What you have to do:
Provide the count of lines that hold "title" and no other output.
** Begin Dataset records **
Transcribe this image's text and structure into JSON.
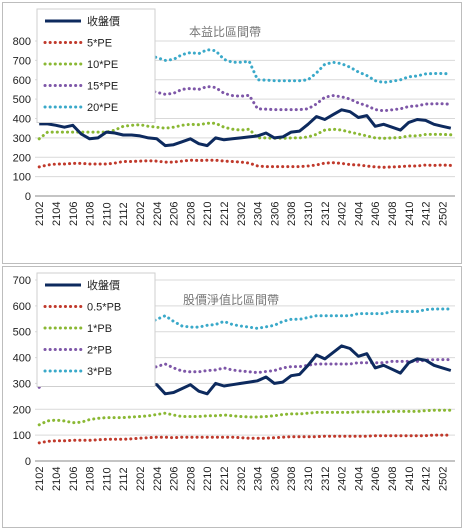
{
  "chart_data": [
    {
      "type": "line",
      "title": "本益比區間帶",
      "ylim": [
        0,
        800
      ],
      "yticks": [
        0,
        100,
        200,
        300,
        400,
        500,
        600,
        700,
        800
      ],
      "categories": [
        "2102",
        "2103",
        "2104",
        "2105",
        "2106",
        "2107",
        "2108",
        "2109",
        "2110",
        "2111",
        "2112",
        "2201",
        "2202",
        "2203",
        "2204",
        "2205",
        "2206",
        "2207",
        "2208",
        "2209",
        "2210",
        "2211",
        "2212",
        "2301",
        "2302",
        "2303",
        "2304",
        "2305",
        "2306",
        "2307",
        "2308",
        "2309",
        "2310",
        "2311",
        "2312",
        "2401",
        "2402",
        "2403",
        "2404",
        "2405",
        "2406",
        "2407",
        "2408",
        "2409",
        "2410",
        "2411",
        "2412",
        "2501",
        "2502",
        "2503"
      ],
      "xtick_labels": [
        "2102",
        "2104",
        "2106",
        "2108",
        "2110",
        "2112",
        "2202",
        "2204",
        "2206",
        "2208",
        "2210",
        "2212",
        "2302",
        "2304",
        "2306",
        "2308",
        "2310",
        "2312",
        "2402",
        "2404",
        "2406",
        "2408",
        "2410",
        "2412",
        "2502"
      ],
      "legend_position": "top-left",
      "grid": "horizontal",
      "series": [
        {
          "name": "收盤價",
          "style": "solid",
          "color": "#0d2a5e",
          "values": [
            372,
            372,
            365,
            355,
            365,
            320,
            295,
            300,
            330,
            325,
            315,
            315,
            310,
            300,
            295,
            260,
            265,
            280,
            295,
            270,
            260,
            300,
            290,
            295,
            300,
            305,
            310,
            325,
            300,
            305,
            330,
            335,
            370,
            410,
            395,
            420,
            445,
            435,
            405,
            415,
            360,
            370,
            355,
            340,
            380,
            395,
            390,
            370,
            360,
            350
          ]
        },
        {
          "name": "5*PE",
          "style": "dotted",
          "color": "#c0392b",
          "values": [
            150,
            160,
            165,
            165,
            168,
            168,
            165,
            165,
            165,
            170,
            178,
            178,
            180,
            182,
            180,
            175,
            175,
            180,
            185,
            183,
            185,
            185,
            180,
            178,
            175,
            170,
            155,
            152,
            152,
            152,
            152,
            152,
            155,
            160,
            170,
            172,
            168,
            162,
            160,
            155,
            150,
            148,
            150,
            152,
            155,
            155,
            160,
            158,
            160,
            158
          ]
        },
        {
          "name": "10*PE",
          "style": "dotted",
          "color": "#8ab833",
          "values": [
            295,
            330,
            330,
            330,
            330,
            330,
            330,
            330,
            330,
            340,
            360,
            365,
            368,
            360,
            355,
            350,
            355,
            365,
            370,
            368,
            375,
            375,
            355,
            345,
            340,
            345,
            300,
            300,
            298,
            298,
            300,
            300,
            305,
            318,
            340,
            345,
            340,
            330,
            320,
            310,
            300,
            298,
            300,
            302,
            310,
            310,
            318,
            318,
            318,
            316
          ]
        },
        {
          "name": "15*PE",
          "style": "dotted",
          "color": "#7e57a8",
          "values": [
            440,
            490,
            495,
            495,
            500,
            500,
            495,
            495,
            500,
            515,
            540,
            548,
            552,
            545,
            535,
            525,
            530,
            550,
            555,
            550,
            565,
            560,
            530,
            518,
            515,
            520,
            450,
            448,
            446,
            446,
            446,
            446,
            450,
            475,
            510,
            518,
            512,
            500,
            480,
            466,
            446,
            440,
            445,
            450,
            462,
            465,
            475,
            476,
            476,
            474
          ]
        },
        {
          "name": "20*PE",
          "style": "dotted",
          "color": "#3aa9c9",
          "values": [
            585,
            650,
            660,
            660,
            665,
            668,
            660,
            660,
            665,
            690,
            720,
            730,
            735,
            725,
            715,
            700,
            705,
            730,
            740,
            735,
            755,
            750,
            705,
            690,
            690,
            695,
            600,
            598,
            595,
            595,
            595,
            595,
            600,
            635,
            680,
            690,
            683,
            665,
            640,
            622,
            595,
            586,
            592,
            600,
            615,
            620,
            630,
            632,
            632,
            630
          ]
        }
      ]
    },
    {
      "type": "line",
      "title": "股價淨值比區間帶",
      "ylim": [
        0,
        700
      ],
      "yticks": [
        0,
        100,
        200,
        300,
        400,
        500,
        600,
        700
      ],
      "categories": [
        "2102",
        "2103",
        "2104",
        "2105",
        "2106",
        "2107",
        "2108",
        "2109",
        "2110",
        "2111",
        "2112",
        "2201",
        "2202",
        "2203",
        "2204",
        "2205",
        "2206",
        "2207",
        "2208",
        "2209",
        "2210",
        "2211",
        "2212",
        "2301",
        "2302",
        "2303",
        "2304",
        "2305",
        "2306",
        "2307",
        "2308",
        "2309",
        "2310",
        "2311",
        "2312",
        "2401",
        "2402",
        "2403",
        "2404",
        "2405",
        "2406",
        "2407",
        "2408",
        "2409",
        "2410",
        "2411",
        "2412",
        "2501",
        "2502",
        "2503"
      ],
      "xtick_labels": [
        "2102",
        "2104",
        "2106",
        "2108",
        "2110",
        "2112",
        "2202",
        "2204",
        "2206",
        "2208",
        "2210",
        "2212",
        "2302",
        "2304",
        "2306",
        "2308",
        "2310",
        "2312",
        "2402",
        "2404",
        "2406",
        "2408",
        "2410",
        "2412",
        "2502"
      ],
      "legend_position": "top-left",
      "grid": "horizontal",
      "series": [
        {
          "name": "收盤價",
          "style": "solid",
          "color": "#0d2a5e",
          "values": [
            372,
            372,
            365,
            355,
            365,
            320,
            295,
            300,
            330,
            325,
            315,
            315,
            310,
            300,
            295,
            260,
            265,
            280,
            295,
            270,
            260,
            300,
            290,
            295,
            300,
            305,
            310,
            325,
            300,
            305,
            330,
            335,
            370,
            410,
            395,
            420,
            445,
            435,
            405,
            415,
            360,
            370,
            355,
            340,
            380,
            395,
            390,
            370,
            360,
            350
          ]
        },
        {
          "name": "0.5*PB",
          "style": "dotted",
          "color": "#c0392b",
          "values": [
            70,
            76,
            78,
            78,
            80,
            80,
            80,
            82,
            84,
            84,
            84,
            86,
            88,
            90,
            92,
            92,
            90,
            92,
            92,
            92,
            92,
            92,
            92,
            92,
            90,
            88,
            88,
            88,
            90,
            92,
            94,
            94,
            94,
            94,
            96,
            96,
            96,
            96,
            96,
            96,
            98,
            98,
            98,
            98,
            98,
            98,
            98,
            100,
            100,
            100
          ]
        },
        {
          "name": "1*PB",
          "style": "dotted",
          "color": "#8ab833",
          "values": [
            140,
            155,
            158,
            155,
            148,
            150,
            160,
            165,
            168,
            168,
            168,
            170,
            172,
            175,
            180,
            185,
            178,
            172,
            172,
            172,
            175,
            175,
            178,
            175,
            172,
            170,
            170,
            172,
            175,
            180,
            182,
            182,
            185,
            188,
            188,
            188,
            188,
            188,
            190,
            190,
            190,
            190,
            192,
            192,
            192,
            192,
            195,
            196,
            196,
            196
          ]
        },
        {
          "name": "2*PB",
          "style": "dotted",
          "color": "#7e57a8",
          "values": [
            285,
            310,
            318,
            312,
            305,
            300,
            320,
            330,
            335,
            335,
            336,
            340,
            345,
            355,
            365,
            375,
            360,
            348,
            345,
            345,
            350,
            352,
            360,
            352,
            348,
            345,
            342,
            346,
            350,
            360,
            365,
            365,
            370,
            375,
            375,
            375,
            375,
            375,
            380,
            380,
            380,
            380,
            385,
            385,
            385,
            385,
            390,
            392,
            392,
            392
          ]
        },
        {
          "name": "3*PB",
          "style": "dotted",
          "color": "#3aa9c9",
          "values": [
            430,
            465,
            478,
            468,
            458,
            450,
            480,
            495,
            505,
            505,
            505,
            512,
            518,
            532,
            548,
            562,
            540,
            522,
            518,
            518,
            525,
            528,
            540,
            528,
            522,
            518,
            513,
            519,
            525,
            540,
            548,
            548,
            555,
            562,
            562,
            562,
            562,
            562,
            570,
            570,
            570,
            570,
            578,
            578,
            578,
            578,
            585,
            588,
            588,
            588
          ]
        }
      ]
    }
  ]
}
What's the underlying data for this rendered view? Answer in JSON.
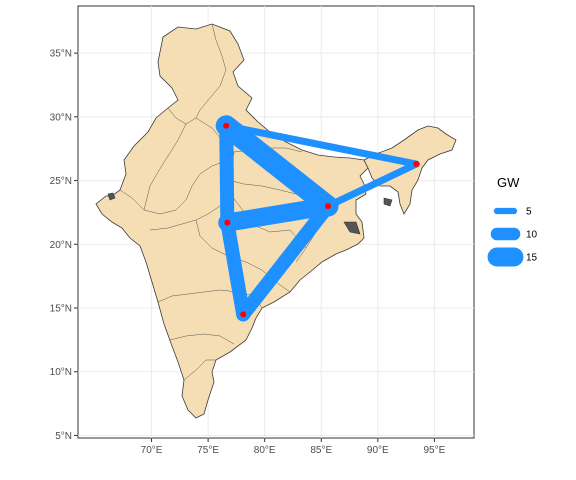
{
  "chart_data": {
    "type": "map",
    "title": "",
    "xlabel": "",
    "ylabel": "",
    "xlim": [
      63.5,
      98.5
    ],
    "ylim": [
      4.8,
      38.7
    ],
    "x_ticks": [
      {
        "value": 70,
        "label": "70°E"
      },
      {
        "value": 75,
        "label": "75°E"
      },
      {
        "value": 80,
        "label": "80°E"
      },
      {
        "value": 85,
        "label": "85°E"
      },
      {
        "value": 90,
        "label": "90°E"
      },
      {
        "value": 95,
        "label": "95°E"
      }
    ],
    "y_ticks": [
      {
        "value": 5,
        "label": "5°N"
      },
      {
        "value": 10,
        "label": "10°N"
      },
      {
        "value": 15,
        "label": "15°N"
      },
      {
        "value": 20,
        "label": "20°N"
      },
      {
        "value": 25,
        "label": "25°N"
      },
      {
        "value": 30,
        "label": "30°N"
      },
      {
        "value": 35,
        "label": "35°N"
      }
    ],
    "grid": true,
    "nodes": [
      {
        "lon": 76.6,
        "lat": 29.3
      },
      {
        "lon": 85.6,
        "lat": 23.0
      },
      {
        "lon": 76.7,
        "lat": 21.7
      },
      {
        "lon": 78.1,
        "lat": 14.5
      },
      {
        "lon": 93.4,
        "lat": 26.3
      }
    ],
    "flows": [
      {
        "from": 0,
        "to": 1,
        "gw": 15
      },
      {
        "from": 1,
        "to": 2,
        "gw": 13
      },
      {
        "from": 0,
        "to": 2,
        "gw": 10
      },
      {
        "from": 2,
        "to": 3,
        "gw": 10
      },
      {
        "from": 1,
        "to": 3,
        "gw": 10
      },
      {
        "from": 0,
        "to": 4,
        "gw": 5
      },
      {
        "from": 1,
        "to": 4,
        "gw": 5
      }
    ],
    "legend": {
      "title": "GW",
      "position": "right",
      "entries": [
        {
          "label": "5",
          "value": 5
        },
        {
          "label": "10",
          "value": 10
        },
        {
          "label": "15",
          "value": 15
        }
      ]
    },
    "colors": {
      "flow": "#1E90FF",
      "node": "#FF0000",
      "land": "#F5DEB3",
      "border": "#3a3a3a",
      "panel": "#ffffff",
      "grid": "#ebebeb"
    }
  }
}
** End Dataset records **
Complete output:
4